--- WHAT IS NEEDED ---
Locate each line in the records containing "allantoïde". Copy it.

--- SUPPLIED MATERIAL ---
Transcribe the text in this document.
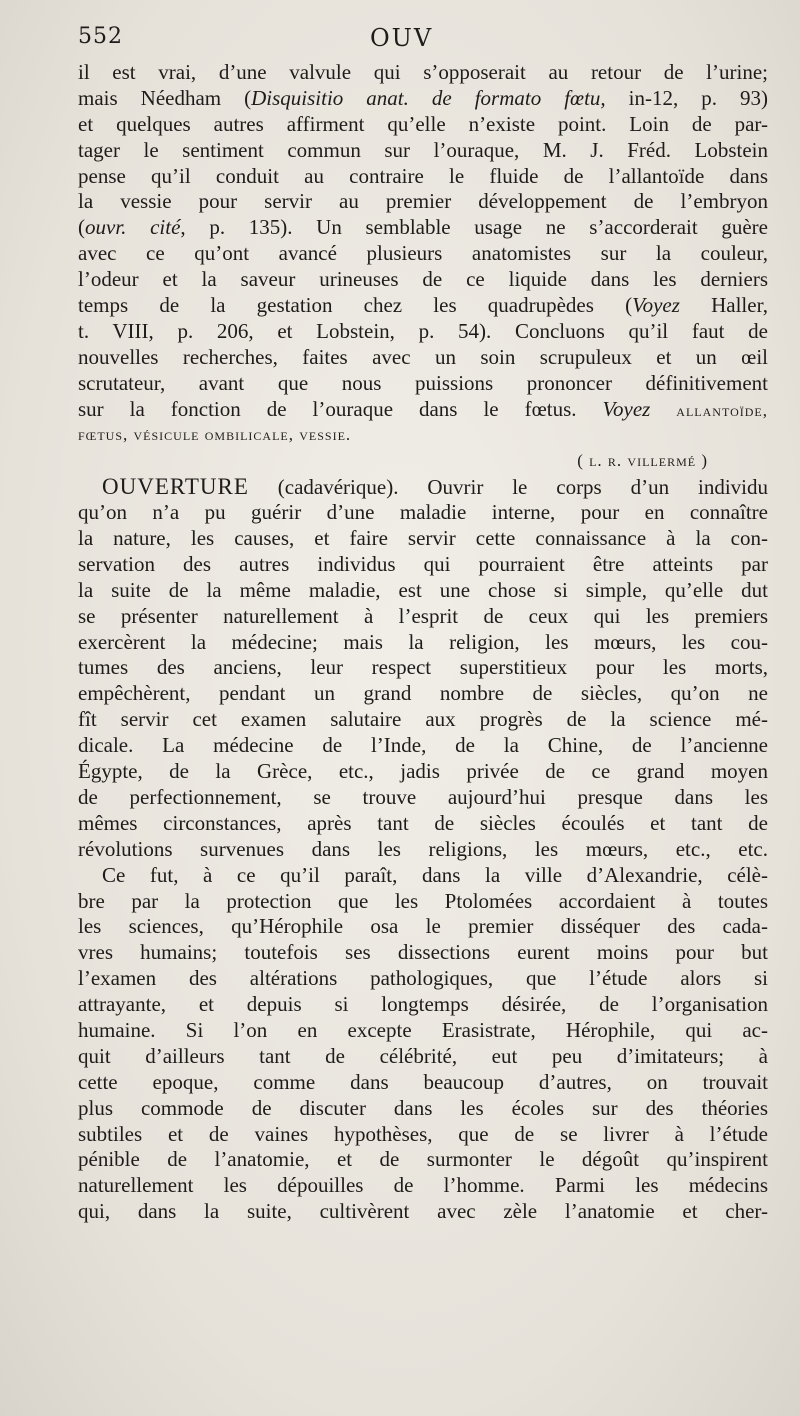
552	OUV
il est vrai, d’une valvule qui s’opposerait au retour de l’urine;
mais Néedham (Disquisitio anat. de formato fœtu, in-12, p. 93)
et quelques autres affirment qu’elle n’existe point. Loin de par-
tager le sentiment commun sur l’ouraque, M. J. Fréd. Lobstein
pense qu’il conduit au contraire le fluide de l’allantoïde dans
la vessie pour servir au premier développement de l’embryon
(ouvr. cité, p. 135). Un semblable usage ne s’accorderait guère
avec ce qu’ont avancé plusieurs anatomistes sur la couleur,
l’odeur et la saveur urineuses de ce liquide dans les derniers
temps de la gestation chez les quadrupèdes (Voyez Haller,
t. VIII, p. 206, et Lobstein, p. 54). Concluons qu’il faut de
nouvelles recherches, faites avec un soin scrupuleux et un œil
scrutateur, avant que nous puissions prononcer définitivement
sur la fonction de l’ouraque dans le fœtus. Voyez allantoïde,
fœtus, vésicule ombilicale, vessie.
( l. r. villermé )
OUVERTURE (cadavérique). Ouvrir le corps d’un individu
qu’on n’a pu guérir d’une maladie interne, pour en connaître
la nature, les causes, et faire servir cette connaissance à la con-
servation des autres individus qui pourraient être atteints par
la suite de la même maladie, est une chose si simple, qu’elle dut
se présenter naturellement à l’esprit de ceux qui les premiers
exercèrent la médecine; mais la religion, les mœurs, les cou-
tumes des anciens, leur respect superstitieux pour les morts,
empêchèrent, pendant un grand nombre de siècles, qu’on ne
fît servir cet examen salutaire aux progrès de la science mé-
dicale. La médecine de l’Inde, de la Chine, de l’ancienne
Égypte, de la Grèce, etc., jadis privée de ce grand moyen
de perfectionnement, se trouve aujourd’hui presque dans les
mêmes circonstances, après tant de siècles écoulés et tant de
révolutions survenues dans les religions, les mœurs, etc., etc.
Ce fut, à ce qu’il paraît, dans la ville d’Alexandrie, célè-
bre par la protection que les Ptolomées accordaient à toutes
les sciences, qu’Hérophile osa le premier disséquer des cada-
vres humains; toutefois ses dissections eurent moins pour but
l’examen des altérations pathologiques, que l’étude alors si
attrayante, et depuis si longtemps désirée, de l’organisation
humaine. Si l’on en excepte Erasistrate, Hérophile, qui ac-
quit d’ailleurs tant de célébrité, eut peu d’imitateurs; à
cette epoque, comme dans beaucoup d’autres, on trouvait
plus commode de discuter dans les écoles sur des théories
subtiles et de vaines hypothèses, que de se livrer à l’étude
pénible de l’anatomie, et de surmonter le dégoût qu’inspirent
naturellement les dépouilles de l’homme. Parmi les médecins
qui, dans la suite, cultivèrent avec zèle l’anatomie et cher-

--- THE RESPONSE ---
pense qu’il conduit au contraire le fluide de l’allantoïde dans
sur la fonction de l’ouraque dans le fœtus. Voyez allantoïde,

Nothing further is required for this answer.